- _Short task_: Search the data for the string "kola" and gather each line it is in.

Figure record listings:
* * *
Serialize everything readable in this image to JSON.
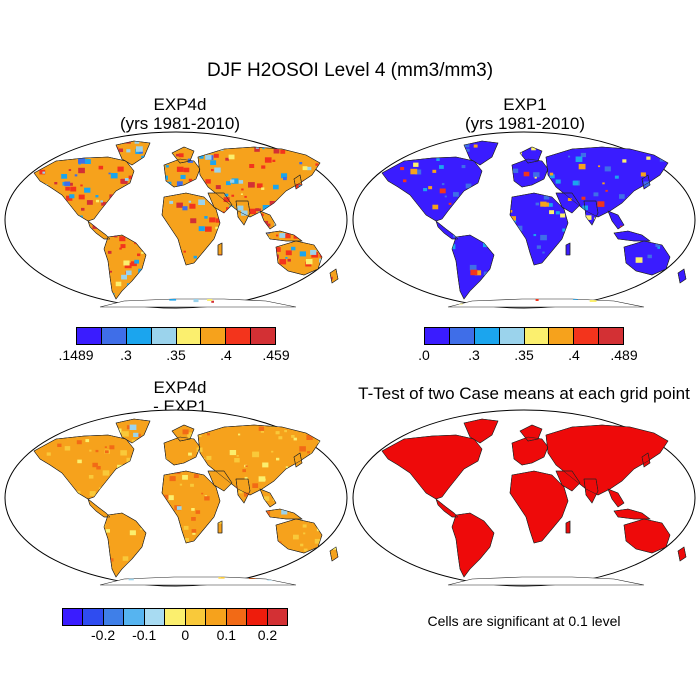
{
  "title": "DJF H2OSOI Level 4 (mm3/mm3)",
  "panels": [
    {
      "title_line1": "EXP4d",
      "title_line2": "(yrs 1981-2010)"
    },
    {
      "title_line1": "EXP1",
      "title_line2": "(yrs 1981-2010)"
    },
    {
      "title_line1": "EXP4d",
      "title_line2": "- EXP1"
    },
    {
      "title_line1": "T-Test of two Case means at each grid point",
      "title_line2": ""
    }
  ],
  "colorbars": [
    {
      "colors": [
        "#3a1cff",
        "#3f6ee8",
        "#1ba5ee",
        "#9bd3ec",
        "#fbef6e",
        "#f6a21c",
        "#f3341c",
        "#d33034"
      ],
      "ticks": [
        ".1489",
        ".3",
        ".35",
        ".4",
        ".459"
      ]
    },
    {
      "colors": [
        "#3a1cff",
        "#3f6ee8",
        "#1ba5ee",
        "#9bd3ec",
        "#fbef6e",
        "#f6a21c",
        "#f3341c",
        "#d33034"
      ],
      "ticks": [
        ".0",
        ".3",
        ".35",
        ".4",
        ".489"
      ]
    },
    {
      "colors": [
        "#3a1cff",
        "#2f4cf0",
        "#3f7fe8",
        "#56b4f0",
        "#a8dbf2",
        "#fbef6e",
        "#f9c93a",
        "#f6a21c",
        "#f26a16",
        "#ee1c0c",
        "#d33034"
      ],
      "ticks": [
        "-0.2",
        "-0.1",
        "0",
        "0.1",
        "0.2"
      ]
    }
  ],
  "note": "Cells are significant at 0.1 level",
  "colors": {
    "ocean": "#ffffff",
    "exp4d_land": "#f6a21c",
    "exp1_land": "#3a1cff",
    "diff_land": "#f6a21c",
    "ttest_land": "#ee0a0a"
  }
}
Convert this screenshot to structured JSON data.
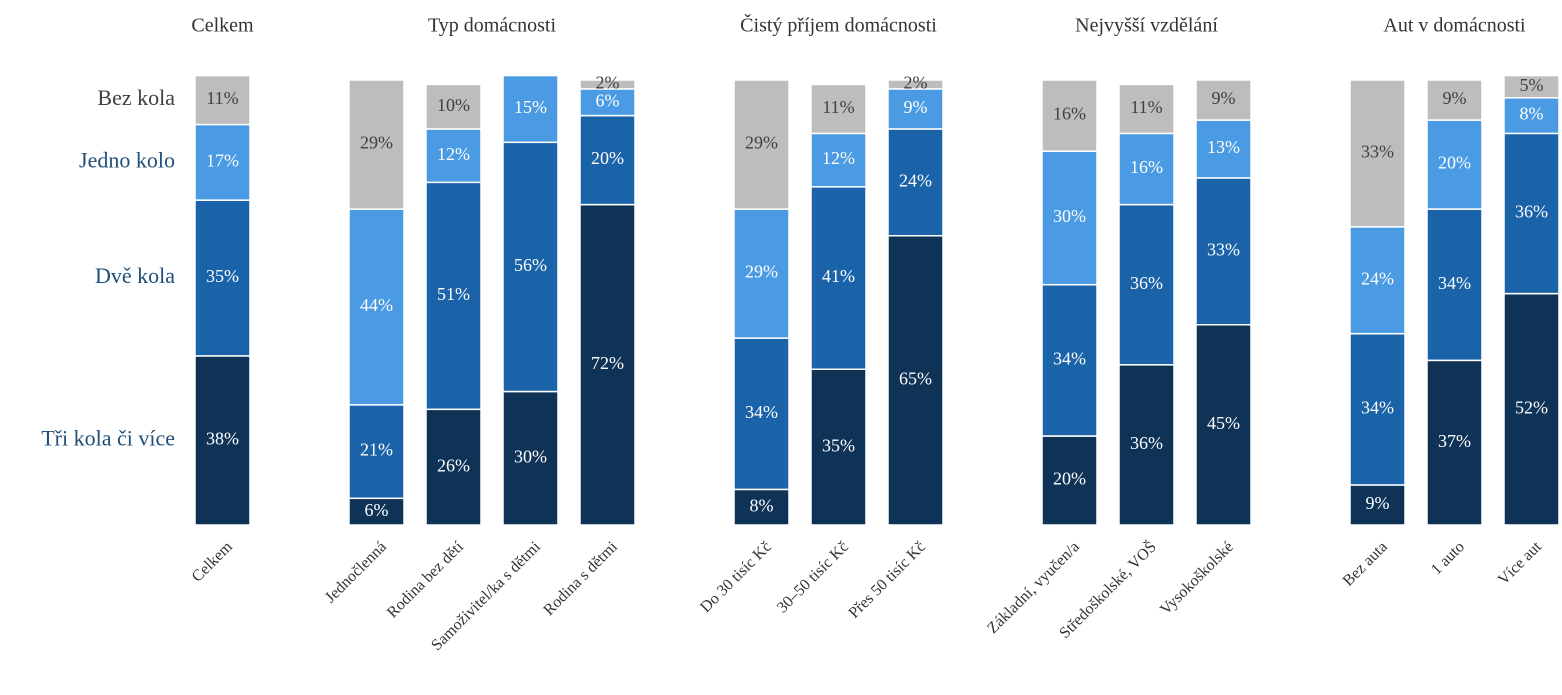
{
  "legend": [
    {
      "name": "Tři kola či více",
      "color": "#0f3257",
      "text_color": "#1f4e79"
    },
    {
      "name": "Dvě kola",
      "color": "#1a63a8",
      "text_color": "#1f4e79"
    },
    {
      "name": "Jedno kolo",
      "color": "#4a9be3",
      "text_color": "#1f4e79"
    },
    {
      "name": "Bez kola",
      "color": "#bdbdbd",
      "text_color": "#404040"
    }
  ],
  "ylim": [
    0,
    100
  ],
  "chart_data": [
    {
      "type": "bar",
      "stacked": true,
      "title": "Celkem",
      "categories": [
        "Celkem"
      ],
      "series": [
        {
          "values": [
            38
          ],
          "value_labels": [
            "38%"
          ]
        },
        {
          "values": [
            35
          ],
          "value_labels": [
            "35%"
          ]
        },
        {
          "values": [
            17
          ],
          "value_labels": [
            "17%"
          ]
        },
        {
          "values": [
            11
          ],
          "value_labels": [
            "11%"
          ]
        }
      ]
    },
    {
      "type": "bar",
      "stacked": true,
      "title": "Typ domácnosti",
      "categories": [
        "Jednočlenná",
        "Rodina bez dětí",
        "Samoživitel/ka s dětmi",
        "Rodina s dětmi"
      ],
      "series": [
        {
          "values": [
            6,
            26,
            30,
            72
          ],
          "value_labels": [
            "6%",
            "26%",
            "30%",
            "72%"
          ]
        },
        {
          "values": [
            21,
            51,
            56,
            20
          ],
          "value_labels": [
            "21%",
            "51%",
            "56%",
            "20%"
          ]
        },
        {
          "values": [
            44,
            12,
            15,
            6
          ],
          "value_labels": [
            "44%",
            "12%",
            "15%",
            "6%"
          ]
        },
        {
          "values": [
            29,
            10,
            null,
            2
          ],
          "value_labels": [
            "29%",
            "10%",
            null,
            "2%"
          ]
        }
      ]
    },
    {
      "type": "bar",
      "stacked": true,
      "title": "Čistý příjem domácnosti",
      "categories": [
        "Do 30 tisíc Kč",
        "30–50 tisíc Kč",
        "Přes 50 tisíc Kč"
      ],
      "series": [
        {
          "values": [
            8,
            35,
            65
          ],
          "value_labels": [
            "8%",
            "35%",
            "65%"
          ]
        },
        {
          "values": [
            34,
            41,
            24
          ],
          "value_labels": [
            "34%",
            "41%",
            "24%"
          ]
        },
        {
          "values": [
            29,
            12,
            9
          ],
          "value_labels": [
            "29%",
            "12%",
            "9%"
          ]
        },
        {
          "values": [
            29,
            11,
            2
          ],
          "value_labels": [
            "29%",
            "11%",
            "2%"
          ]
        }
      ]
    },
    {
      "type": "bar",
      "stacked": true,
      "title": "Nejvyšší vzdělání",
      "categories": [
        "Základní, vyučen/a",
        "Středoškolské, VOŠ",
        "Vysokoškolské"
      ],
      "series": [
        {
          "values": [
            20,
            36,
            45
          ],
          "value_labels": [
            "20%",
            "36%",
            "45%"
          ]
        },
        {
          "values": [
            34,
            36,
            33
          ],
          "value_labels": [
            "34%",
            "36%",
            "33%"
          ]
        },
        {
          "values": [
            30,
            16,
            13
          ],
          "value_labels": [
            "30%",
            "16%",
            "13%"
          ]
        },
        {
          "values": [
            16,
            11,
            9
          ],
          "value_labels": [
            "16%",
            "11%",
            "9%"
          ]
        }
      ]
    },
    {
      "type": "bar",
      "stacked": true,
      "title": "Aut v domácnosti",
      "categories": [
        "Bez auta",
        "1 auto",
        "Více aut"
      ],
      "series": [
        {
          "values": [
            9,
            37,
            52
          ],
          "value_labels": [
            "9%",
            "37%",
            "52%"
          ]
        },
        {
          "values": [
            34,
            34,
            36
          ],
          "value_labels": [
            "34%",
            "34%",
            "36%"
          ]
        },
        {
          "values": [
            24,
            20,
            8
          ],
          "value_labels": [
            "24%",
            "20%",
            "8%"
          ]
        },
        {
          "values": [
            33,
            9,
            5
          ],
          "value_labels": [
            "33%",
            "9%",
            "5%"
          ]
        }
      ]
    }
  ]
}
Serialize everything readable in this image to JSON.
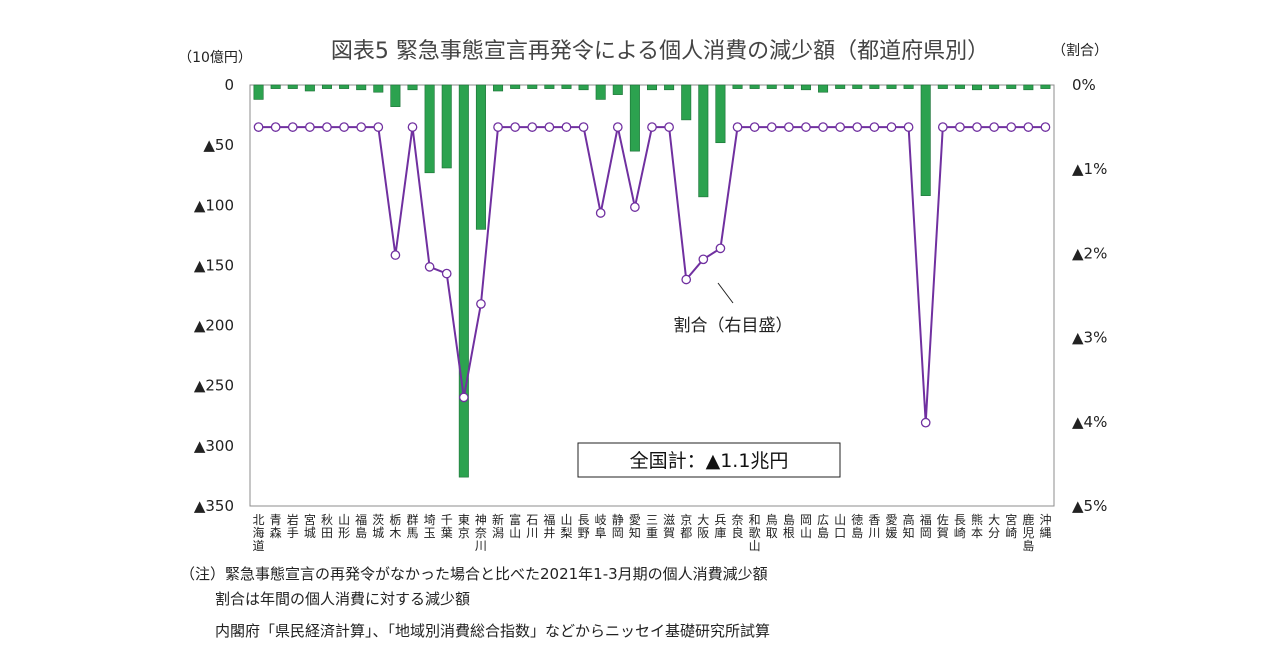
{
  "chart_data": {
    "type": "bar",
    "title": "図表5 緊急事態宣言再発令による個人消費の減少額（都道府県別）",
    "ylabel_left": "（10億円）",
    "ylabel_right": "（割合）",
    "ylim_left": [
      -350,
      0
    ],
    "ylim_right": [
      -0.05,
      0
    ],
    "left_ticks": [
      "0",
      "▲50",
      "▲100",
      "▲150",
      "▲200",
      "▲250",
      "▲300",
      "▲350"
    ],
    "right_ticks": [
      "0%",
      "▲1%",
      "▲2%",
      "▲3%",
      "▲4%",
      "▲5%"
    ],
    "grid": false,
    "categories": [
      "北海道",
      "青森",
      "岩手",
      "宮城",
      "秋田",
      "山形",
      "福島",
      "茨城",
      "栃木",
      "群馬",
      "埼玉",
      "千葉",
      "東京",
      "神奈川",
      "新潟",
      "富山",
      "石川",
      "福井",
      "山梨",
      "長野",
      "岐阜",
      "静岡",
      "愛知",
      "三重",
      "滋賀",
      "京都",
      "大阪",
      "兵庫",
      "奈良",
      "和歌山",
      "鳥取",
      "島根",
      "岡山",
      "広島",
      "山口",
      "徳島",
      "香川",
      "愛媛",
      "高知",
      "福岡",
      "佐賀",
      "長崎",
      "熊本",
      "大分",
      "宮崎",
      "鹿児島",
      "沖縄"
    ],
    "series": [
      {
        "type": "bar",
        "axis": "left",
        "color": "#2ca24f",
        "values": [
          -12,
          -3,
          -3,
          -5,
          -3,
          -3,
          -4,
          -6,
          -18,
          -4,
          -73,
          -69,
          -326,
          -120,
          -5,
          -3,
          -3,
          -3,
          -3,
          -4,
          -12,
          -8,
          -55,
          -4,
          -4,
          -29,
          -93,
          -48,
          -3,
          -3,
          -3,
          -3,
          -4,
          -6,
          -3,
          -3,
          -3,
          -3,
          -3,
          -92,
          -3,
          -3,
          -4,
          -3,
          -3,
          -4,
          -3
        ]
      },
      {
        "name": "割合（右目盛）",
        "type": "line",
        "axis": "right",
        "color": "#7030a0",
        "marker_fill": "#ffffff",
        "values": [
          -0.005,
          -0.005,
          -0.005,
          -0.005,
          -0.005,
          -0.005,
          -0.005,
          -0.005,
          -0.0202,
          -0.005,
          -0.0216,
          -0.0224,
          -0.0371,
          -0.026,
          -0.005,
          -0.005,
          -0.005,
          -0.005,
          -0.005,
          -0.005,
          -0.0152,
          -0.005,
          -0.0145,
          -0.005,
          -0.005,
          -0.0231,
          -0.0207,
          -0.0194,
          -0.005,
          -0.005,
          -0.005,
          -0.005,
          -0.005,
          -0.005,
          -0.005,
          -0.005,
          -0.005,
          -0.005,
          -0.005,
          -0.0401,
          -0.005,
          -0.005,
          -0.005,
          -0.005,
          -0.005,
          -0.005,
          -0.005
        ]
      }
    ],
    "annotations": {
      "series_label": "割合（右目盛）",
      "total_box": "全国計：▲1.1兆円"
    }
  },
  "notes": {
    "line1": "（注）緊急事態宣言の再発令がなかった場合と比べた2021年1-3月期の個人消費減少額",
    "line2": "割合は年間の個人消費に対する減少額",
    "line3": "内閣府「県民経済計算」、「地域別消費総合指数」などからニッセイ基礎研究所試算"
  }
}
* * *
- _Expected answer_:
      "name": "Tři kola či více",
      "name": "Dvě kola",
      "name": "Bez kola",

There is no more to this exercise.